Start DATA FOR THIS TASK
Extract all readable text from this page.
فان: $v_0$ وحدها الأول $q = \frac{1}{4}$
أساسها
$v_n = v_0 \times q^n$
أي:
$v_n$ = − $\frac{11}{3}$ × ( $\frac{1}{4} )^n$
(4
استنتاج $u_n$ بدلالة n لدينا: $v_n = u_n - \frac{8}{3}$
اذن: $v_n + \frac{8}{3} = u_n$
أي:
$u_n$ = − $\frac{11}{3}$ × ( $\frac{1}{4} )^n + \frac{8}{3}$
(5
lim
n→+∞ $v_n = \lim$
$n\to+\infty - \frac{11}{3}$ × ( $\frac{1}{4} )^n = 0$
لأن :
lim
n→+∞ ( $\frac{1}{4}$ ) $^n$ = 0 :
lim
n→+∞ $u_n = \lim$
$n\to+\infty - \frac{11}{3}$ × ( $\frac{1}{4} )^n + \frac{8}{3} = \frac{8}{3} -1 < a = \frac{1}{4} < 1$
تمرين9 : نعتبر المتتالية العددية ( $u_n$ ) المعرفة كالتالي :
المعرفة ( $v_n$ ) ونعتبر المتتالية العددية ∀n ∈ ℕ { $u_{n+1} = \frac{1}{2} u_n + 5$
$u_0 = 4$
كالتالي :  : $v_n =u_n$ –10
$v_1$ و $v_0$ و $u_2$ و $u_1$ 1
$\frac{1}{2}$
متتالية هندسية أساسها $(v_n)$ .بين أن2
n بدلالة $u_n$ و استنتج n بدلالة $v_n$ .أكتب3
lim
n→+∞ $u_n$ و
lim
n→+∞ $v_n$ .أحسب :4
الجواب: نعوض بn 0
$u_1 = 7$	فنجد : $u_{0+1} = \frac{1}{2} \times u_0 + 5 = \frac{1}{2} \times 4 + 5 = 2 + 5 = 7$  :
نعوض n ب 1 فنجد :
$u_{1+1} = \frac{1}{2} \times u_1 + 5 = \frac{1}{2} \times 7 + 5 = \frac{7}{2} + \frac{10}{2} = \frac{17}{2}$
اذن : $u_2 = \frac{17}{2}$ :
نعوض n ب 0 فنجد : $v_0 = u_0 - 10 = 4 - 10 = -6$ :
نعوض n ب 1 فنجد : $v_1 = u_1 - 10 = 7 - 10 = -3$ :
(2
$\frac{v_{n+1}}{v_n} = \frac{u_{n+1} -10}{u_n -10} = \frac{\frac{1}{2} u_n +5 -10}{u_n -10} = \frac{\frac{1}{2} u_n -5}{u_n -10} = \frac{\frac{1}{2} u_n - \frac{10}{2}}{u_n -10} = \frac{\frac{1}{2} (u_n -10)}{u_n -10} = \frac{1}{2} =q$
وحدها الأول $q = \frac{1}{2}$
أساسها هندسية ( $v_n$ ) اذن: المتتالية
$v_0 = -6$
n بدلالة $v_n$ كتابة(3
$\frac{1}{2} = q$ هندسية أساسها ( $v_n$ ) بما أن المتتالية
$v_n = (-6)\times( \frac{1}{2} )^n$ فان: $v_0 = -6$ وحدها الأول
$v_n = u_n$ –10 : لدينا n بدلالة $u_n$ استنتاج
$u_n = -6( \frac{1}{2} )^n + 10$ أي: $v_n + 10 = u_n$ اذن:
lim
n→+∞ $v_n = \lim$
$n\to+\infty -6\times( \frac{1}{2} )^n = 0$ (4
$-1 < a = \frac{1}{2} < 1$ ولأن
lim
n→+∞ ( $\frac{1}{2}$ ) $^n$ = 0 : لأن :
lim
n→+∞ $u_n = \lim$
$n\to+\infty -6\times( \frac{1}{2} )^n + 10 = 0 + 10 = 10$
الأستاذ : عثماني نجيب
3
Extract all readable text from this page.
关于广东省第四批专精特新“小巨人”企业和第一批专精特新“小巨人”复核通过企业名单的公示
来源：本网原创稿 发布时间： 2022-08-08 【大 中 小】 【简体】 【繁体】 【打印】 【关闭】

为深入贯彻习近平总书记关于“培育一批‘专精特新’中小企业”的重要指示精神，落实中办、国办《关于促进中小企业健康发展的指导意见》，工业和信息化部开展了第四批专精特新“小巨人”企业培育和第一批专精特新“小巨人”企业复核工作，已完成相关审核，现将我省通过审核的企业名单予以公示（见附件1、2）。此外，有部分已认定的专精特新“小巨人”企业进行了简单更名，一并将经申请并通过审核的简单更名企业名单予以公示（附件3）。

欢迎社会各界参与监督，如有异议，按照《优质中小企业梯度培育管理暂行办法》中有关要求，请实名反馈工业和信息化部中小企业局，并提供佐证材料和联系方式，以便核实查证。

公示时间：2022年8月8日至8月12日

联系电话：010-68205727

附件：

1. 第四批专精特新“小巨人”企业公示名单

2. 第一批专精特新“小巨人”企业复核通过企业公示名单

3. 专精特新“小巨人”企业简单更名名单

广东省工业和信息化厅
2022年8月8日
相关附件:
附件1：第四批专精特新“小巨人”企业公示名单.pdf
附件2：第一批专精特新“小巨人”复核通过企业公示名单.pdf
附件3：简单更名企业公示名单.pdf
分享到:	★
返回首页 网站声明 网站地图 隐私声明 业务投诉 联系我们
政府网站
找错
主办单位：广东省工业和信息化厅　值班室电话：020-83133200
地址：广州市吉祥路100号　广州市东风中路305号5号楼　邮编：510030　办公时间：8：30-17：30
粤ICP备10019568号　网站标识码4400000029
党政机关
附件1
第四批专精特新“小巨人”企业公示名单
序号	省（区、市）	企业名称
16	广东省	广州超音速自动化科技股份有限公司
End DATA FOR THIS TASK
_EXERCISE GOAL_:
Extract every entry in the listing word for word.

_TASK SOLUTION_:
Extract all readable text from this page.
فان: $v_0$ وحدها الأول $q = \frac{1}{4}$
أساسها
$v_n = v_0 \times q^n$
أي:
$v_n$ = − $\frac{11}{3}$ × ( $\frac{1}{4} )^n$
(4
استنتاج $u_n$ بدلالة n لدينا: $v_n = u_n - \frac{8}{3}$
اذن: $v_n + \frac{8}{3} = u_n$
أي:
$u_n$ = − $\frac{11}{3}$ × ( $\frac{1}{4} )^n + \frac{8}{3}$
(5
lim
n→+∞ $v_n = \lim$
$n\to+\infty - \frac{11}{3}$ × ( $\frac{1}{4} )^n = 0$
لأن :
lim
n→+∞ ( $\frac{1}{4}$ ) $^n$ = 0 :
lim
n→+∞ $u_n = \lim$
$n\to+\infty - \frac{11}{3}$ × ( $\frac{1}{4} )^n + \frac{8}{3} = \frac{8}{3} -1 < a = \frac{1}{4} < 1$
تمرين9 : نعتبر المتتالية العددية ( $u_n$ ) المعرفة كالتالي :
المعرفة ( $v_n$ ) ونعتبر المتتالية العددية ∀n ∈ ℕ { $u_{n+1} = \frac{1}{2} u_n + 5$
$u_0 = 4$
كالتالي :  : $v_n =u_n$ –10
$v_1$ و $v_0$ و $u_2$ و $u_1$ 1
$\frac{1}{2}$
متتالية هندسية أساسها $(v_n)$ .بين أن2
n بدلالة $u_n$ و استنتج n بدلالة $v_n$ .أكتب3
lim
n→+∞ $u_n$ و
lim
n→+∞ $v_n$ .أحسب :4
الجواب: نعوض بn 0
$u_1 = 7$	فنجد : $u_{0+1} = \frac{1}{2} \times u_0 + 5 = \frac{1}{2} \times 4 + 5 = 2 + 5 = 7$  :
نعوض n ب 1 فنجد :
$u_{1+1} = \frac{1}{2} \times u_1 + 5 = \frac{1}{2} \times 7 + 5 = \frac{7}{2} + \frac{10}{2} = \frac{17}{2}$
اذن : $u_2 = \frac{17}{2}$ :
نعوض n ب 0 فنجد : $v_0 = u_0 - 10 = 4 - 10 = -6$ :
نعوض n ب 1 فنجد : $v_1 = u_1 - 10 = 7 - 10 = -3$ :
(2
$\frac{v_{n+1}}{v_n} = \frac{u_{n+1} -10}{u_n -10} = \frac{\frac{1}{2} u_n +5 -10}{u_n -10} = \frac{\frac{1}{2} u_n -5}{u_n -10} = \frac{\frac{1}{2} u_n - \frac{10}{2}}{u_n -10} = \frac{\frac{1}{2} (u_n -10)}{u_n -10} = \frac{1}{2} =q$
وحدها الأول $q = \frac{1}{2}$
أساسها هندسية ( $v_n$ ) اذن: المتتالية
$v_0 = -6$
n بدلالة $v_n$ كتابة(3
$\frac{1}{2} = q$ هندسية أساسها ( $v_n$ ) بما أن المتتالية
$v_n = (-6)\times( \frac{1}{2} )^n$ فان: $v_0 = -6$ وحدها الأول
$v_n = u_n$ –10 : لدينا n بدلالة $u_n$ استنتاج
$u_n = -6( \frac{1}{2} )^n + 10$ أي: $v_n + 10 = u_n$ اذن:
lim
n→+∞ $v_n = \lim$
$n\to+\infty -6\times( \frac{1}{2} )^n = 0$ (4
$-1 < a = \frac{1}{2} < 1$ ولأن
lim
n→+∞ ( $\frac{1}{2}$ ) $^n$ = 0 : لأن :
lim
n→+∞ $u_n = \lim$
$n\to+\infty -6\times( \frac{1}{2} )^n + 10 = 0 + 10 = 10$
الأستاذ : عثماني نجيب
3
Extract all readable text from this page.
关于广东省第四批专精特新“小巨人”企业和第一批专精特新“小巨人”复核通过企业名单的公示
来源：本网原创稿 发布时间： 2022-08-08 【大 中 小】 【简体】 【繁体】 【打印】 【关闭】

为深入贯彻习近平总书记关于“培育一批‘专精特新’中小企业”的重要指示精神，落实中办、国办《关于促进中小企业健康发展的指导意见》，工业和信息化部开展了第四批专精特新“小巨人”企业培育和第一批专精特新“小巨人”企业复核工作，已完成相关审核，现将我省通过审核的企业名单予以公示（见附件1、2）。此外，有部分已认定的专精特新“小巨人”企业进行了简单更名，一并将经申请并通过审核的简单更名企业名单予以公示（附件3）。

欢迎社会各界参与监督，如有异议，按照《优质中小企业梯度培育管理暂行办法》中有关要求，请实名反馈工业和信息化部中小企业局，并提供佐证材料和联系方式，以便核实查证。

公示时间：2022年8月8日至8月12日

联系电话：010-68205727

附件：

1. 第四批专精特新“小巨人”企业公示名单

2. 第一批专精特新“小巨人”企业复核通过企业公示名单

3. 专精特新“小巨人”企业简单更名名单

广东省工业和信息化厅
2022年8月8日
相关附件:
附件1：第四批专精特新“小巨人”企业公示名单.pdf
附件2：第一批专精特新“小巨人”复核通过企业公示名单.pdf
附件3：简单更名企业公示名单.pdf
分享到:	★
返回首页 网站声明 网站地图 隐私声明 业务投诉 联系我们
政府网站
找错
主办单位：广东省工业和信息化厅　值班室电话：020-83133200
地址：广州市吉祥路100号　广州市东风中路305号5号楼　邮编：510030　办公时间：8：30-17：30
粤ICP备10019568号　网站标识码4400000029
党政机关
附件1
第四批专精特新“小巨人”企业公示名单
序号	省（区、市）	企业名称
16	广东省	广州超音速自动化科技股份有限公司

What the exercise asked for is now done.